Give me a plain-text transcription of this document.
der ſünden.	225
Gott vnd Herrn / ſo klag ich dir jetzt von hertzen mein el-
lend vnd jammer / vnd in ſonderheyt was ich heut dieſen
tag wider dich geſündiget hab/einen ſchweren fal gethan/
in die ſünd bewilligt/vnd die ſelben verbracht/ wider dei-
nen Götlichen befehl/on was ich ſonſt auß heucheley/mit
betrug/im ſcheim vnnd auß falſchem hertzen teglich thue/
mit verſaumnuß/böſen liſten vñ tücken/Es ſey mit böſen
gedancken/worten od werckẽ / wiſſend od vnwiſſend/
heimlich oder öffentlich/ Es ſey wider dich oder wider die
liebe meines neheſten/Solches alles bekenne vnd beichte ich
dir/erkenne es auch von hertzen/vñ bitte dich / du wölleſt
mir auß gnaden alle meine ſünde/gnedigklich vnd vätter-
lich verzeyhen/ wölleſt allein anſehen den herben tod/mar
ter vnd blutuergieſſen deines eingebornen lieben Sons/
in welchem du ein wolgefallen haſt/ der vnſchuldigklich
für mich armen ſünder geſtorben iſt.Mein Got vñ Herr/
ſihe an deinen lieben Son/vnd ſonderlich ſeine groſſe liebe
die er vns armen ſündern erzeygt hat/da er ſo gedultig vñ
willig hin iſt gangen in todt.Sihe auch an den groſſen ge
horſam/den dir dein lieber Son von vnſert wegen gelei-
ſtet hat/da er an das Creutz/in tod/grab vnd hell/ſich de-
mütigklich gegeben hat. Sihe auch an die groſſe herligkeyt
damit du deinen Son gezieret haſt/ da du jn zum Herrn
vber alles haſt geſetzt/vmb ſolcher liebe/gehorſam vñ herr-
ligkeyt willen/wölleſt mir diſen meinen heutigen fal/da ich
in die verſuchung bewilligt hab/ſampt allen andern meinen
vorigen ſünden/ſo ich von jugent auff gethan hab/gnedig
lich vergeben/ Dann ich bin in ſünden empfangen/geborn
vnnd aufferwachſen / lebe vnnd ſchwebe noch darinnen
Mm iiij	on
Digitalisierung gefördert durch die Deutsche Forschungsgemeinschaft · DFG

◆ Exercise aim ◆
Copy all the entries verbatim.

◆ Task solution ◆
Give me a plain-text transcription of this document.
der ſünden.	225
Gott vnd Herrn / ſo klag ich dir jetzt von hertzen mein el-
lend vnd jammer / vnd in ſonderheyt was ich heut dieſen
tag wider dich geſündiget hab/einen ſchweren fal gethan/
in die ſünd bewilligt/vnd die ſelben verbracht/ wider dei-
nen Götlichen befehl/on was ich ſonſt auß heucheley/mit
betrug/im ſcheim vnnd auß falſchem hertzen teglich thue/
mit verſaumnuß/böſen liſten vñ tücken/Es ſey mit böſen
gedancken/worten od werckẽ / wiſſend od vnwiſſend/
heimlich oder öffentlich/ Es ſey wider dich oder wider die
liebe meines neheſten/Solches alles bekenne vnd beichte ich
dir/erkenne es auch von hertzen/vñ bitte dich / du wölleſt
mir auß gnaden alle meine ſünde/gnedigklich vnd vätter-
lich verzeyhen/ wölleſt allein anſehen den herben tod/mar
ter vnd blutuergieſſen deines eingebornen lieben Sons/
in welchem du ein wolgefallen haſt/ der vnſchuldigklich
für mich armen ſünder geſtorben iſt.Mein Got vñ Herr/
ſihe an deinen lieben Son/vnd ſonderlich ſeine groſſe liebe
die er vns armen ſündern erzeygt hat/da er ſo gedultig vñ
willig hin iſt gangen in todt.Sihe auch an den groſſen ge
horſam/den dir dein lieber Son von vnſert wegen gelei-
ſtet hat/da er an das Creutz/in tod/grab vnd hell/ſich de-
mütigklich gegeben hat. Sihe auch an die groſſe herligkeyt
damit du deinen Son gezieret haſt/ da du jn zum Herrn
vber alles haſt geſetzt/vmb ſolcher liebe/gehorſam vñ herr-
ligkeyt willen/wölleſt mir diſen meinen heutigen fal/da ich
in die verſuchung bewilligt hab/ſampt allen andern meinen
vorigen ſünden/ſo ich von jugent auff gethan hab/gnedig
lich vergeben/ Dann ich bin in ſünden empfangen/geborn
vnnd aufferwachſen / lebe vnnd ſchwebe noch darinnen
Mm iiij	on
Digitalisierung gefördert durch die Deutsche Forschungsgemeinschaft · DFG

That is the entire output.